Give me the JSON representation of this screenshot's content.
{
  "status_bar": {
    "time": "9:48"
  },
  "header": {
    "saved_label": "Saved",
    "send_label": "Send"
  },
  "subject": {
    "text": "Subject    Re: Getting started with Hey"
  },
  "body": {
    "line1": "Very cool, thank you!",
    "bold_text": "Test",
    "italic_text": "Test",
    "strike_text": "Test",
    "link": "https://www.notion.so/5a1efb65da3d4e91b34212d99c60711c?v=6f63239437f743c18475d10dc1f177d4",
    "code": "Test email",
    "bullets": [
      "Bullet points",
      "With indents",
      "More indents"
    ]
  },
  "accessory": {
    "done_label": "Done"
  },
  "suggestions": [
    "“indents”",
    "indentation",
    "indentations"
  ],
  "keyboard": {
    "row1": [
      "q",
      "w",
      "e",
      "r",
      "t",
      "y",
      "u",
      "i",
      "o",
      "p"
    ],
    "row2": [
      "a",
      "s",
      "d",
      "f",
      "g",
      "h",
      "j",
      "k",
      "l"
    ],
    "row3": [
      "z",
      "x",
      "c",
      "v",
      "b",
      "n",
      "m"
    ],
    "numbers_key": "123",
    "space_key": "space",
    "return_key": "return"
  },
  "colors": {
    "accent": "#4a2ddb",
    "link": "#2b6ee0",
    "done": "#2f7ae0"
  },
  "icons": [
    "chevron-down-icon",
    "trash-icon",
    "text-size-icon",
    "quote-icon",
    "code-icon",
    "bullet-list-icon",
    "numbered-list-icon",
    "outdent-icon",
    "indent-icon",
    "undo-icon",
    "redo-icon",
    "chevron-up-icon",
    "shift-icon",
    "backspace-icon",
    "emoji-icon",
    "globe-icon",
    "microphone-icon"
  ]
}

—————

§ **SET EXERCISE**
Extract the full listing above without alteration.

§ **TASK ANSWER**
Give me the JSON representation of this screenshot's content.
{
  "status_bar": {
    "time": "9:48"
  },
  "header": {
    "saved_label": "Saved",
    "send_label": "Send"
  },
  "subject": {
    "text": "Subject    Re: Getting started with Hey"
  },
  "body": {
    "line1": "Very cool, thank you!",
    "bold_text": "Test",
    "italic_text": "Test",
    "strike_text": "Test",
    "link": "https://www.notion.so/5a1efb65da3d4e91b34212d99c60711c?v=6f63239437f743c18475d10dc1f177d4",
    "code": "Test email",
    "bullets": [
      "Bullet points",
      "With indents",
      "More indents"
    ]
  },
  "accessory": {
    "done_label": "Done"
  },
  "suggestions": [
    "“indents”",
    "indentation",
    "indentations"
  ],
  "keyboard": {
    "row1": [
      "q",
      "w",
      "e",
      "r",
      "t",
      "y",
      "u",
      "i",
      "o",
      "p"
    ],
    "row2": [
      "a",
      "s",
      "d",
      "f",
      "g",
      "h",
      "j",
      "k",
      "l"
    ],
    "row3": [
      "z",
      "x",
      "c",
      "v",
      "b",
      "n",
      "m"
    ],
    "numbers_key": "123",
    "space_key": "space",
    "return_key": "return"
  },
  "colors": {
    "accent": "#4a2ddb",
    "link": "#2b6ee0",
    "done": "#2f7ae0"
  },
  "icons": [
    "chevron-down-icon",
    "trash-icon",
    "text-size-icon",
    "quote-icon",
    "code-icon",
    "bullet-list-icon",
    "numbered-list-icon",
    "outdent-icon",
    "indent-icon",
    "undo-icon",
    "redo-icon",
    "chevron-up-icon",
    "shift-icon",
    "backspace-icon",
    "emoji-icon",
    "globe-icon",
    "microphone-icon"
  ]
}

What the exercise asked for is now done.